───── PASSAGE TO READ

Something like the Python equivalent of curl http://url.com/file.xml |
head -c 2048
Thanks!
Erik
If you're OK calling curl and head from within python:
from subprocess import Popen, PIPE
url = "http://docs.python.org/"
p1 = Popen(["curl", url], stdout = PIPE, stderr = PIPE)
p2 = Popen(["head", "-c", "1024"], stdin = p1.stdout, stdout = PIPE)
p2.communicate()[0]
If you want a pure python approach:
import urllib2
url = "http://docs.python.org/"
req = urllib2.Request(url)
f = urllib2.urlopen(req)
f.read(1024)
HTH,
Ben
urllib.urlopen gives you a file-like object, which you can then read
line by line or in fixed-size chunks. For example:
import urllib
chunk = urllib.urlopen('http://url.com/file.xml').read(2048)
At that point, chunk is just bytes, which you can write to a local
file, print, or whatever it is you want.
John
As the OP wants to save bandwidth, it's better to ask exactly the amount
of data to read. That is, add a Range header field [1] to the request, and
inspect the response for a corresponding Content-Range header [2].
py> import urllib2
py> url = "http://www.python.org/"
py> req = urllib2.Request(url)
py> req.add_header('Range', 'bytes=0-10239') # first 10K
py> f = urllib2.urlopen(req)
py> data = f.read()
py> print repr(data[-30:]), len(data)
'\t <a href="http://www.zope.' 10240
py> f.headers['Content-Range']
'bytes 0-10239/18196'
py> f.getcode()
206 # 206=Partial Content
py> f.close()
[1] http://www.w3.org/Protocols/rfc2616/rfc2616-sec14.html#sec14.35
[2] http://www.w3.org/Protocols/rfc2616/rfc2616-sec14.html#sec14.16
--
Gabriel Genellina
No, the entire file is not downloaded. My understanding of why this is (which
could be wrong) is that the output of curl is piped to head, and once head gets
the first 2k it closes the pipe. Then, when curl tries to write to the pipe
again, it gets sent the SIGPIPE signal at which point it exits.
Cheers,
Ben

──────────

SET EXERCISE 1: In the thread on reading the first bytes of a URL in Python, why is adding a Range header to the request recommended?

───── MATERIAL

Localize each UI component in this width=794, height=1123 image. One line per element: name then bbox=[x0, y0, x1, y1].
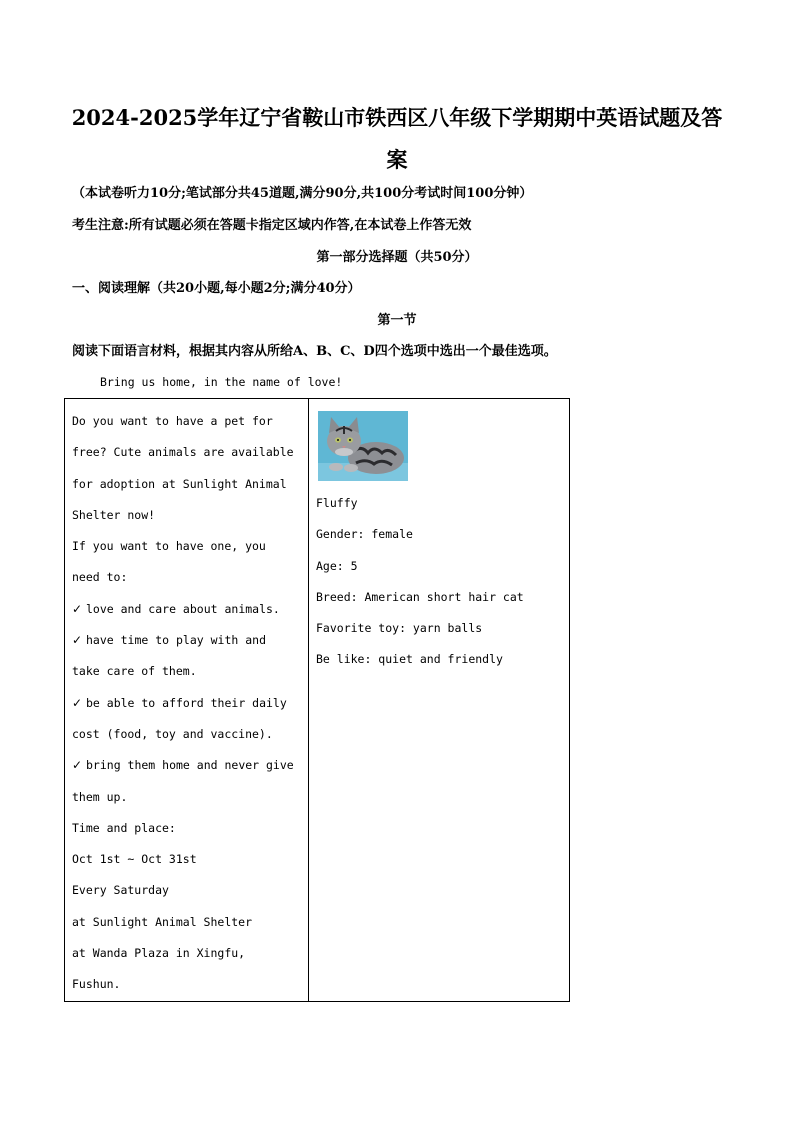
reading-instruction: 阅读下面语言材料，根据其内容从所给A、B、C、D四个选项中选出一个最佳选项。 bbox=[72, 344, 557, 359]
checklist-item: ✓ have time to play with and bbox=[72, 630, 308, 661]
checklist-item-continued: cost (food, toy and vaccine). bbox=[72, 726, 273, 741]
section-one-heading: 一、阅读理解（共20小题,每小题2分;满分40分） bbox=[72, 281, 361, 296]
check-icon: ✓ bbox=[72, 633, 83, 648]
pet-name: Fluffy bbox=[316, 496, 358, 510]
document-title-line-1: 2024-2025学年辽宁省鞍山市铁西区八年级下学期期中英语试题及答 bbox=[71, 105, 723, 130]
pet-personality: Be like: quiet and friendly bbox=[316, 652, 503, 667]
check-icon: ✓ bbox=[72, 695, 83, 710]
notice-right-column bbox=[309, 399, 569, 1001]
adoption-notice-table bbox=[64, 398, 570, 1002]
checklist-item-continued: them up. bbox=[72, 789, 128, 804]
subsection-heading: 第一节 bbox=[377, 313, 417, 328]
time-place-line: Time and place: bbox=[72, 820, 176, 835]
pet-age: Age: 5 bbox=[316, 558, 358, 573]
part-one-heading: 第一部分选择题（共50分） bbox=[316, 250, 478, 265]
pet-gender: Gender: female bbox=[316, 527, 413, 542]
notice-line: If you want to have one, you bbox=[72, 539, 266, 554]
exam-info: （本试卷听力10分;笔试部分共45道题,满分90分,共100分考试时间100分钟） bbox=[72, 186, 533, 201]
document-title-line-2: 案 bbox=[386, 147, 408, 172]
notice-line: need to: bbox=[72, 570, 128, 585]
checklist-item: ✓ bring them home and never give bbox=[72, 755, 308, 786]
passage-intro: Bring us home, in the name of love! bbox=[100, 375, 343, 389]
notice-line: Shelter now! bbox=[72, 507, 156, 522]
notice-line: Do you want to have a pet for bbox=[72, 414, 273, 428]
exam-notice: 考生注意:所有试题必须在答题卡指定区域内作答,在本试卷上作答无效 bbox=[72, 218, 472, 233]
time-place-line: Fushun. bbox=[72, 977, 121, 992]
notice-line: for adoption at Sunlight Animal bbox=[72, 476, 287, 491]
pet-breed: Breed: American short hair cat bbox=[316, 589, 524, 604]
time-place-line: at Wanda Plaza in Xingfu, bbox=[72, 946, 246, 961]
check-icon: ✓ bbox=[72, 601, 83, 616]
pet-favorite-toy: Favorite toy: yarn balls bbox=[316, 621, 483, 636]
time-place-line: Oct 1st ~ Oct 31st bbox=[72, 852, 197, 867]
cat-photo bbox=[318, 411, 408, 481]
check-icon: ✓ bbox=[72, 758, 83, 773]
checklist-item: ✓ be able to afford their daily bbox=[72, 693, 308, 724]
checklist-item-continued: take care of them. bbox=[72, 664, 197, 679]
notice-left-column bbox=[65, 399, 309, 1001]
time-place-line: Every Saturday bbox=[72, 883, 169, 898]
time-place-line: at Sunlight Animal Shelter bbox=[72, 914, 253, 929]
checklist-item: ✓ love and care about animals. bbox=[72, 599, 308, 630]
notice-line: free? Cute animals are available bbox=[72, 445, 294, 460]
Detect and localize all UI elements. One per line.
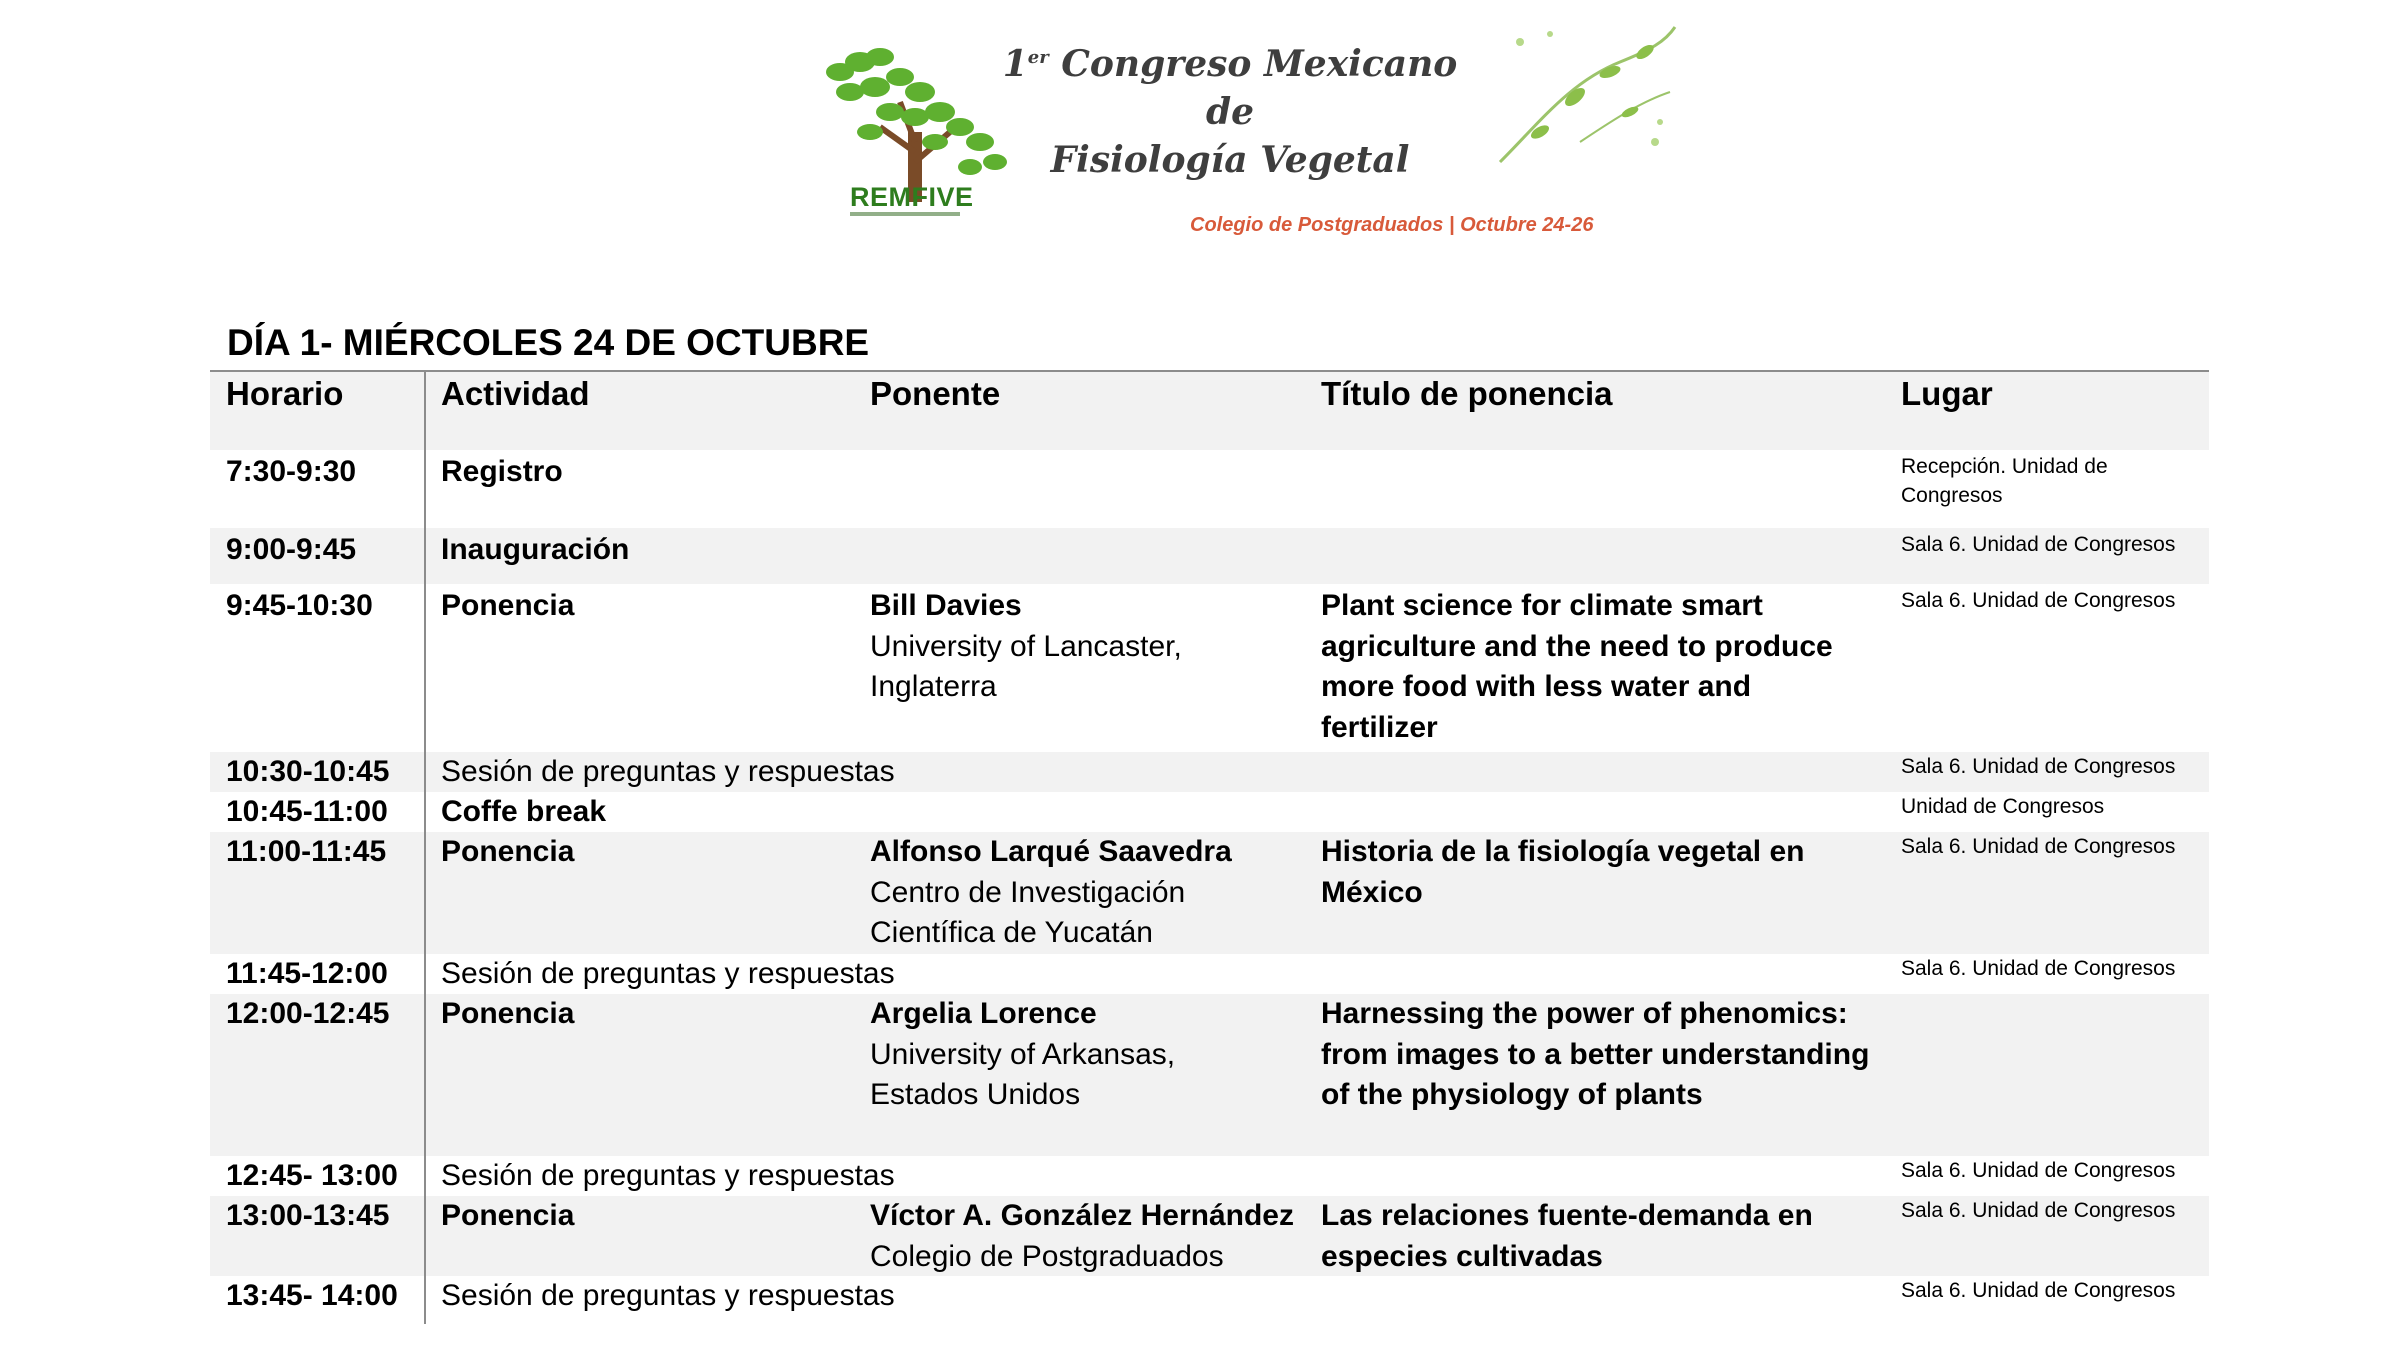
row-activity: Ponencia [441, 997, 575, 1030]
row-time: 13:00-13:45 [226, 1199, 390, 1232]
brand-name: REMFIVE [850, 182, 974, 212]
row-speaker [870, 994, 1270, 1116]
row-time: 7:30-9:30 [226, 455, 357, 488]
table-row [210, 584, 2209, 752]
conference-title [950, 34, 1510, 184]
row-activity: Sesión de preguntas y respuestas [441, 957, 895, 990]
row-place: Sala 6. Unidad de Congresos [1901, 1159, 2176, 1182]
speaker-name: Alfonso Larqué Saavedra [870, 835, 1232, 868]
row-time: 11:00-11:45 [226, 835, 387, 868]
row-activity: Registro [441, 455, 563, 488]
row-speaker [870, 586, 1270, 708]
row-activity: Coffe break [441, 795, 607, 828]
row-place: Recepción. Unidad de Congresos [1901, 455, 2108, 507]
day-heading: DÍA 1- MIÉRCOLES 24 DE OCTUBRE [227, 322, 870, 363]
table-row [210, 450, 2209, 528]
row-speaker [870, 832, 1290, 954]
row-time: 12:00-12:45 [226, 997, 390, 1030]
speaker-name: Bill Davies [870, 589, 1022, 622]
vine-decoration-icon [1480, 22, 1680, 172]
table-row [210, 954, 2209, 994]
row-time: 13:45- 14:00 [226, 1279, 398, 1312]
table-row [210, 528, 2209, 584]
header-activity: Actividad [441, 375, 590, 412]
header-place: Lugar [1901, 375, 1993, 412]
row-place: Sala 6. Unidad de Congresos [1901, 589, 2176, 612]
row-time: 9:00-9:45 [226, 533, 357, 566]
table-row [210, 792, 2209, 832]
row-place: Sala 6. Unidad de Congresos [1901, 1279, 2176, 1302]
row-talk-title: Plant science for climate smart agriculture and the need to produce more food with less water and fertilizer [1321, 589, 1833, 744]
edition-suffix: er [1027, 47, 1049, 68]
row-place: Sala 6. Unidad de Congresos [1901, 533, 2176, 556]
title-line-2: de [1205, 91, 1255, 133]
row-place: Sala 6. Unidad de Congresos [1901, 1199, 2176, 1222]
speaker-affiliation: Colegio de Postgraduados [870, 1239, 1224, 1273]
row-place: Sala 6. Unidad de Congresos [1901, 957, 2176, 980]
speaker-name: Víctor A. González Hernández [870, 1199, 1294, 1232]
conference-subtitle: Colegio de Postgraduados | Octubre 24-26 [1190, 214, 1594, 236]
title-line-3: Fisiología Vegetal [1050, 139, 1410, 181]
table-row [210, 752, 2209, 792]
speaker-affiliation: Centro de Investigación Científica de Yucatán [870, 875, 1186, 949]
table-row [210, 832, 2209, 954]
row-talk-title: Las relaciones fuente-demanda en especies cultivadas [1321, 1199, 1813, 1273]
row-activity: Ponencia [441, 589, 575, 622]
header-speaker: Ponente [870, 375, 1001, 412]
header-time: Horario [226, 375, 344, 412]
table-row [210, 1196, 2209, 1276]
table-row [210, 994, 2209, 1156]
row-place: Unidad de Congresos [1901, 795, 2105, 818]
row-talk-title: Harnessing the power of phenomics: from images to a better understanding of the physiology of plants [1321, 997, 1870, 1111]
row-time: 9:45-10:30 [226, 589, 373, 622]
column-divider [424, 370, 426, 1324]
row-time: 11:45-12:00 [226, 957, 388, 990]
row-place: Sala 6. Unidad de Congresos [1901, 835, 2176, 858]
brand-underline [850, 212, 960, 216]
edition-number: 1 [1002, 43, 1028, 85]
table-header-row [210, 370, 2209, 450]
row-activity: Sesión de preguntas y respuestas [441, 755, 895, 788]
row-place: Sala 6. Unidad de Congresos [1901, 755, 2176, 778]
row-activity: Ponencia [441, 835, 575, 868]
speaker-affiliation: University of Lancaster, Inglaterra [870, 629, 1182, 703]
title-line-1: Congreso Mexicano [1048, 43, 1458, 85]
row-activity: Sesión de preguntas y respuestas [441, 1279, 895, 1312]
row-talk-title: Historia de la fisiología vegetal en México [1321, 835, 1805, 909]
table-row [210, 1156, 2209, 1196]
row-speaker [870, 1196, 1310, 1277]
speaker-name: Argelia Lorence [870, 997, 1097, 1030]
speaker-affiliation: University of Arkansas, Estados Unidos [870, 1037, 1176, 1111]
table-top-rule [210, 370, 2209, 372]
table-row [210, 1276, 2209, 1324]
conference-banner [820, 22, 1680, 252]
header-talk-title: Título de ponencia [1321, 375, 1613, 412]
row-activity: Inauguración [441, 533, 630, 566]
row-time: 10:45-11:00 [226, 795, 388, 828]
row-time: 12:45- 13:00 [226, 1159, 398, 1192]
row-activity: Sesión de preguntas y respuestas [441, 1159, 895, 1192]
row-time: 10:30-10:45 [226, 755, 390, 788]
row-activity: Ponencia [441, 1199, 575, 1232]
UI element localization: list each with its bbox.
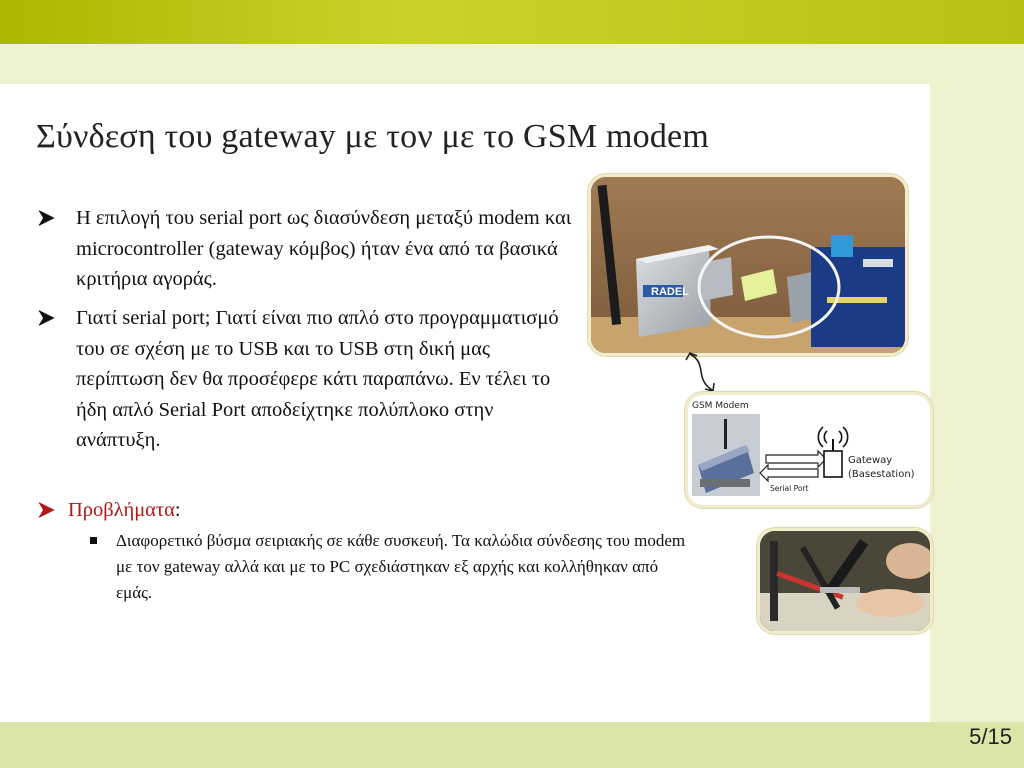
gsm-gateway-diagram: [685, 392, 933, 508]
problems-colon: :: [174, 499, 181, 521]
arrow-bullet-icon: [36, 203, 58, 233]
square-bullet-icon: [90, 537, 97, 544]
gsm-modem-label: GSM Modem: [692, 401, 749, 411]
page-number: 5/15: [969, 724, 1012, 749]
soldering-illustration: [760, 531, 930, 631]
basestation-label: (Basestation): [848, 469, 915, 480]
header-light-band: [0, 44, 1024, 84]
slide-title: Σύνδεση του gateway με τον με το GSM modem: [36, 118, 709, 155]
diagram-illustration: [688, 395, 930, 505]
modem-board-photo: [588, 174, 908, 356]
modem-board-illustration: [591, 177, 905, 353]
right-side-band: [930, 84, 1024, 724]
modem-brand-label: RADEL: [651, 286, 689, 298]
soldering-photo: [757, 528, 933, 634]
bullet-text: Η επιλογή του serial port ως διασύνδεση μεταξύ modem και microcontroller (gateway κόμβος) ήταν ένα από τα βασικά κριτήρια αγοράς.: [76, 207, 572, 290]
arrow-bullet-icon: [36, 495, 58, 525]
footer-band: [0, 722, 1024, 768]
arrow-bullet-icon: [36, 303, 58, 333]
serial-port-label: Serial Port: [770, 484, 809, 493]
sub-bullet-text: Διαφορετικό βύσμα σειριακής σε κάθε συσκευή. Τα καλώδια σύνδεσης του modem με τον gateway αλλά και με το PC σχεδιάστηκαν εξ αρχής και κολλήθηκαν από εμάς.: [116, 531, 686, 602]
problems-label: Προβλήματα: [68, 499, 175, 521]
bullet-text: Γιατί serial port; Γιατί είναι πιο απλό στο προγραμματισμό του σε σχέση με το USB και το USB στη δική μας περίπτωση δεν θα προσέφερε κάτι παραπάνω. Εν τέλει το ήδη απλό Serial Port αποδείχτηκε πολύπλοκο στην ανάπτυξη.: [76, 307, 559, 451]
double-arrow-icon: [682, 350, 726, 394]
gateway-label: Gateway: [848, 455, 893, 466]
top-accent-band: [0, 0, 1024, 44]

──────────

SET EXERCISE 2: From the rows, output as a numbered list everything from the line containing "row-activity: Ponencia [441, 997, 575, 1030]" through the line containing "edition-suffix: er [1027, 47, 1049, 68]", with both of those lines included and any blank lines left out.

SOLUTION 1: Because the person asking wants to save bandwidth, it is better to request exactly the amount of data to read rather than fetch more. The response is then checked for a corresponding Content-Range header.

SOLUTION 2:
1. row-activity: Ponencia [441, 997, 575, 1030]
2. row-time: 13:00-13:45 [226, 1199, 390, 1232]
3. brand-name: REMFIVE [850, 182, 974, 212]
4. row-speaker [870, 994, 1270, 1116]
5. row-time: 7:30-9:30 [226, 455, 357, 488]
6. table-row [210, 584, 2209, 752]
7. conference-title [950, 34, 1510, 184]
8. row-activity: Sesión de preguntas y respuestas [441, 957, 895, 990]
9. row-place: Sala 6. Unidad de Congresos [1901, 1159, 2176, 1182]
10. speaker-name: Alfonso Larqué Saavedra [870, 835, 1232, 868]
11. row-time: 11:00-11:45 [226, 835, 387, 868]
12. row-activity: Registro [441, 455, 563, 488]
13. row-speaker [870, 586, 1270, 708]
14. row-activity: Coffe break [441, 795, 607, 828]
15. row-place: Recepción. Unidad de Congresos [1901, 455, 2108, 507]
16. day-heading: DÍA 1- MIÉRCOLES 24 DE OCTUBRE [227, 322, 870, 363]
17. table-row [210, 450, 2209, 528]
18. row-speaker [870, 832, 1290, 954]
19. row-time: 12:00-12:45 [226, 997, 390, 1030]
20. speaker-name: Bill Davies [870, 589, 1022, 622]
21. vine-decoration-icon [1480, 22, 1680, 172]
22. table-row [210, 954, 2209, 994]
23. row-time: 13:45- 14:00 [226, 1279, 398, 1312]
24. table-row [210, 528, 2209, 584]
25. header-activity: Actividad [441, 375, 590, 412]
26. header-place: Lugar [1901, 375, 1993, 412]
27. row-place: Sala 6. Unidad de Congresos [1901, 589, 2176, 612]
28. row-time: 9:00-9:45 [226, 533, 357, 566]
29. table-row [210, 792, 2209, 832]
30. row-place: Sala 6. Unidad de Congresos [1901, 1279, 2176, 1302]
31. row-talk-title: Plant science for climate smart agriculture and the need to produce more food with less water and fertilizer [1321, 589, 1833, 744]
32. edition-suffix: er [1027, 47, 1049, 68]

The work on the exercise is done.